[Collected data]
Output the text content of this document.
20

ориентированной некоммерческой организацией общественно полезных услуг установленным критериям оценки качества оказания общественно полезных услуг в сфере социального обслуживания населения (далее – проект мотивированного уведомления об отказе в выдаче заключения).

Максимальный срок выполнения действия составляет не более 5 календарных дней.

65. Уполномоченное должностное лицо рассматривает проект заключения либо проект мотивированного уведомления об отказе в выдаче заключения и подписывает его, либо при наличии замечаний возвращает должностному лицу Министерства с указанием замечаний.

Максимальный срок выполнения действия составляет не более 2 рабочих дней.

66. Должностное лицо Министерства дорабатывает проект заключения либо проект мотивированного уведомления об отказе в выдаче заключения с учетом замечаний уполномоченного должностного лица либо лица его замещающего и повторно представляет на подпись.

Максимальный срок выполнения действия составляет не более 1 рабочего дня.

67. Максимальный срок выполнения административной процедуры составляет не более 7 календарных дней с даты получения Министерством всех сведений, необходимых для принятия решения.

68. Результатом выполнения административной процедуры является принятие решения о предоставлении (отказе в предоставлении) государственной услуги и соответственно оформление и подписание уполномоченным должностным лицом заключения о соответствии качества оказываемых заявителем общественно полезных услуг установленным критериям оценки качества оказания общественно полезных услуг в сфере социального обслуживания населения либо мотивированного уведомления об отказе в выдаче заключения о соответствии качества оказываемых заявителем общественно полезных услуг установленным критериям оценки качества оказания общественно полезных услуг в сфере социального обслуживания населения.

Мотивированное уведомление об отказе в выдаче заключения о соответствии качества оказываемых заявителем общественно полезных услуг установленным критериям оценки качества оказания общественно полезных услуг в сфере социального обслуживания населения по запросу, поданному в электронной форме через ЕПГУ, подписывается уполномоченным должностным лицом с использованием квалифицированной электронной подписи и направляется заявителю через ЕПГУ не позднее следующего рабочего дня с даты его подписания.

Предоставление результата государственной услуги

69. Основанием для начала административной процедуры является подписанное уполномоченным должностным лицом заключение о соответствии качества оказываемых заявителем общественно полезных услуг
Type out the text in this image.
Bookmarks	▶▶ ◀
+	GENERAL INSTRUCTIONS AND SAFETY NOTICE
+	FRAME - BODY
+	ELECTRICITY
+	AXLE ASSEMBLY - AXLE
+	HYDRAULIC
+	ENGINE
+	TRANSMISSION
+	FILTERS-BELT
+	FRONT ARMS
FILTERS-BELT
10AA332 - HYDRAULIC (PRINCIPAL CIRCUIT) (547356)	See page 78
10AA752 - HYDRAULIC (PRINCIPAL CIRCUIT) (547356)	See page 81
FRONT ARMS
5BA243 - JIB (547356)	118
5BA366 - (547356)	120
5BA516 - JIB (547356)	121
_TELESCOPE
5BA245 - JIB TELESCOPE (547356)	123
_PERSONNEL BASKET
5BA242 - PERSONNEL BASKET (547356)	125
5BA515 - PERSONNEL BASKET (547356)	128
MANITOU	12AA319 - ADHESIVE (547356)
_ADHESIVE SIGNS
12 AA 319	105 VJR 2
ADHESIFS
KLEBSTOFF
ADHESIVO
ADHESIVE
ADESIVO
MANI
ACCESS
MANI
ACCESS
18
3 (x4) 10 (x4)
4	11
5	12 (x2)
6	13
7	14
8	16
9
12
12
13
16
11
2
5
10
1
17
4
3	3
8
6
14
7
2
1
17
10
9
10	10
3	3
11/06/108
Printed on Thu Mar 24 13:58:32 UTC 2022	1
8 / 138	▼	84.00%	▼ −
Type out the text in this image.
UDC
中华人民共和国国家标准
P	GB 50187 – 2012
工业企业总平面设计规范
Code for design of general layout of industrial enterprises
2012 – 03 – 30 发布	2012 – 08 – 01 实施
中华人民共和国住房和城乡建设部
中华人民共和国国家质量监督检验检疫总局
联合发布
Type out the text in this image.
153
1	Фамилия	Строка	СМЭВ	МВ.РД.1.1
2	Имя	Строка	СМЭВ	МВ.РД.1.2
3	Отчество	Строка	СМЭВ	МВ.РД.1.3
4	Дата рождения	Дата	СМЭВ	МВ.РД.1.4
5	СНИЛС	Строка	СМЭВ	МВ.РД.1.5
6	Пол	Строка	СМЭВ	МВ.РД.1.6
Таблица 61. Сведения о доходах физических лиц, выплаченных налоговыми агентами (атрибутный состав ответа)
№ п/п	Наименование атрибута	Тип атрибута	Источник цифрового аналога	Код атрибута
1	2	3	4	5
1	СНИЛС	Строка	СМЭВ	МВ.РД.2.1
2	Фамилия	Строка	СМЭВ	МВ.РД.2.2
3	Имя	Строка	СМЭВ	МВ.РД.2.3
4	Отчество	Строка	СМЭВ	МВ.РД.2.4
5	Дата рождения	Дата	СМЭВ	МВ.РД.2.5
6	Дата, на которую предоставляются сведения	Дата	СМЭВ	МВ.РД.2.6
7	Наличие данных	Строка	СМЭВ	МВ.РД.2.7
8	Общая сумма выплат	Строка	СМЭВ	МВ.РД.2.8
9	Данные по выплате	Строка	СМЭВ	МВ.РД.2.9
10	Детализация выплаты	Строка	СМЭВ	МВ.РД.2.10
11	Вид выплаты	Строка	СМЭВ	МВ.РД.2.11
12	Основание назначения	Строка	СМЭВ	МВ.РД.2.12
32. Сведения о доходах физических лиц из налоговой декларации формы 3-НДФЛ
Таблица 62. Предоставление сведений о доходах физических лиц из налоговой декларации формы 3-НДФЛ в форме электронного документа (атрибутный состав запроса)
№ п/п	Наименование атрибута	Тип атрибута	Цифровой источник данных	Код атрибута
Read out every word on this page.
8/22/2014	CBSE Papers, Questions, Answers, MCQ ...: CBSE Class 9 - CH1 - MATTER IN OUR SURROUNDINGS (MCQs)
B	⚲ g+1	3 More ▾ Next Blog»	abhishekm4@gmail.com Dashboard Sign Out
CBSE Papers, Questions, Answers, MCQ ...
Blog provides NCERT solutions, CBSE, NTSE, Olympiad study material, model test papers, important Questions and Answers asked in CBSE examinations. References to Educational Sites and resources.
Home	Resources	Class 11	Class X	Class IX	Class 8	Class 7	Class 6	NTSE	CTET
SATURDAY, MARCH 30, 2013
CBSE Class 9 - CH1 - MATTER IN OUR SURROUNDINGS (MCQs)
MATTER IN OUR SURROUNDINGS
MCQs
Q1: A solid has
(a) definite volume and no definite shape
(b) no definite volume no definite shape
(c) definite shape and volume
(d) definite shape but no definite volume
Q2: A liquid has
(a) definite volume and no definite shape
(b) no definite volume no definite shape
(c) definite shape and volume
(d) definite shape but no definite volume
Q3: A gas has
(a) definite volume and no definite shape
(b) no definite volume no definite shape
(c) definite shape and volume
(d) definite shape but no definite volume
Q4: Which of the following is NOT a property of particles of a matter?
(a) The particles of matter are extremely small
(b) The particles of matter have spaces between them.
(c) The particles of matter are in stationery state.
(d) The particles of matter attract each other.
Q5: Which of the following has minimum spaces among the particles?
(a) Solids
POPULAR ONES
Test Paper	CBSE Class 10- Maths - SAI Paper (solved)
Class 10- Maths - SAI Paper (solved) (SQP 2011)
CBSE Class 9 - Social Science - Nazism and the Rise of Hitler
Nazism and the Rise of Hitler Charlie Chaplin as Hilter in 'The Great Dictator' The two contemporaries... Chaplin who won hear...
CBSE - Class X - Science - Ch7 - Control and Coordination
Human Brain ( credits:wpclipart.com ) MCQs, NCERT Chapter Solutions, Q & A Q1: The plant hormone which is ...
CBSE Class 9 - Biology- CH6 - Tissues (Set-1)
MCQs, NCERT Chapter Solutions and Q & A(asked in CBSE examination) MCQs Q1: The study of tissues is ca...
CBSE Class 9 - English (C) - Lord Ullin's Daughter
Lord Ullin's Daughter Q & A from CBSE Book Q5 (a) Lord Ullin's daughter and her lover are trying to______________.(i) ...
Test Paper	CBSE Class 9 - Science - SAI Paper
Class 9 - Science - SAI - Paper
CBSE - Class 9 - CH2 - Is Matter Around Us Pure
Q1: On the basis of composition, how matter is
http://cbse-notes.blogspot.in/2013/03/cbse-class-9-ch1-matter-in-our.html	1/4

**Task goal**
Lines of the listing that contain the word "following" are to be counted; report only their number.

**Solution to this task**
2